--- begin TASK INPUT ---
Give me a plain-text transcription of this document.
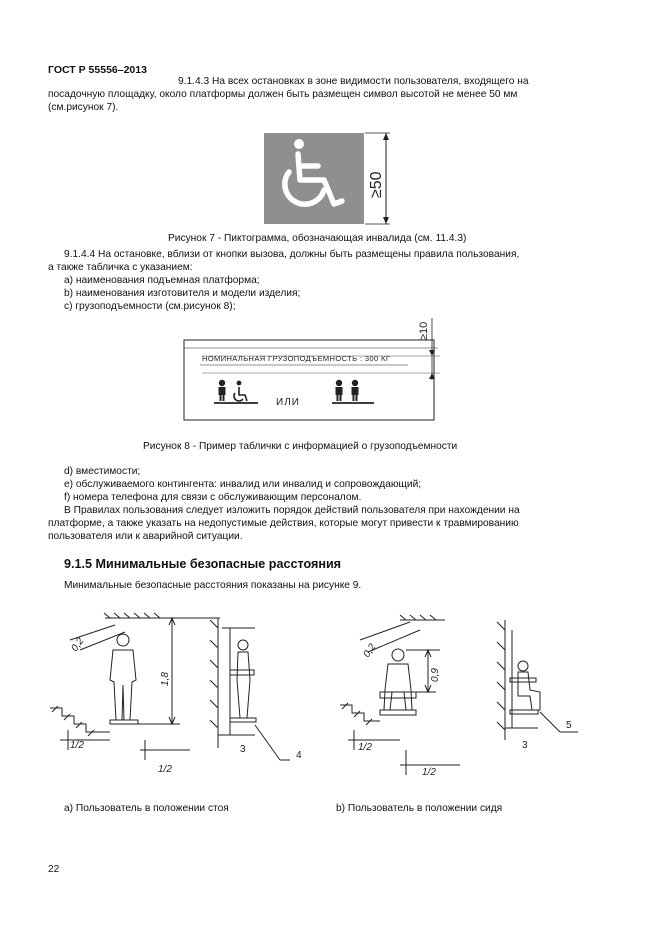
ГОСТ Р 55556–2013
9.1.4.3 На всех остановках в зоне видимости пользователя, входящего на
посадочную площадку, около платформы должен быть размещен символ высотой не менее 50 мм
(см.рисунок 7).
≥50
Рисунок 7 - Пиктограмма, обозначающая инвалида (см. 11.4.3)
9.1.4.4 На остановке, вблизи от кнопки вызова, должны быть размещены правила пользования,
а также табличка с указанием:
a) наименования подъемная платформа;
b) наименования изготовителя и модели изделия;
c) грузоподъемности (см.рисунок 8);
НОМИНАЛЬНАЯ ГРУЗОПОДЪЕМНОСТЬ : 300 КГ
ИЛИ
≥10
Рисунок 8 - Пример таблички с информацией о грузоподъемности
d) вместимости;
e) обслуживаемого контингента: инвалид или инвалид и сопровождающий;
f) номера телефона для связи с обслуживающим персоналом.
В Правилах пользования следует изложить порядок действий пользователя при нахождении на
платформе, а также указать на недопустимые действия, которые могут привести к травмированию
пользователя или к аварийной ситуации.
9.1.5 Минимальные безопасные расстояния
Минимальные безопасные расстояния показаны на рисунке 9.
0,2
1,8
1/2
1/2
3
4
0,2
0,9
1/2
1/2
3
5
a) Пользователь в положении стоя	b) Пользователь в положении сидя
22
--- end TASK INPUT ---
Retype everything in the material word for word, minus pictures.

Give me a plain-text transcription of this document.
ГОСТ Р 55556–2013
9.1.4.3 На всех остановках в зоне видимости пользователя, входящего на
посадочную площадку, около платформы должен быть размещен символ высотой не менее 50 мм
(см.рисунок 7).
≥50
Рисунок 7 - Пиктограмма, обозначающая инвалида (см. 11.4.3)
9.1.4.4 На остановке, вблизи от кнопки вызова, должны быть размещены правила пользования,
а также табличка с указанием:
a) наименования подъемная платформа;
b) наименования изготовителя и модели изделия;
c) грузоподъемности (см.рисунок 8);
НОМИНАЛЬНАЯ ГРУЗОПОДЪЕМНОСТЬ : 300 КГ
ИЛИ
≥10
Рисунок 8 - Пример таблички с информацией о грузоподъемности
d) вместимости;
e) обслуживаемого контингента: инвалид или инвалид и сопровождающий;
f) номера телефона для связи с обслуживающим персоналом.
В Правилах пользования следует изложить порядок действий пользователя при нахождении на
платформе, а также указать на недопустимые действия, которые могут привести к травмированию
пользователя или к аварийной ситуации.
9.1.5 Минимальные безопасные расстояния
Минимальные безопасные расстояния показаны на рисунке 9.
0,2
1,8
1/2
1/2
3
4
0,2
0,9
1/2
1/2
3
5
a) Пользователь в положении стоя	b) Пользователь в положении сидя
22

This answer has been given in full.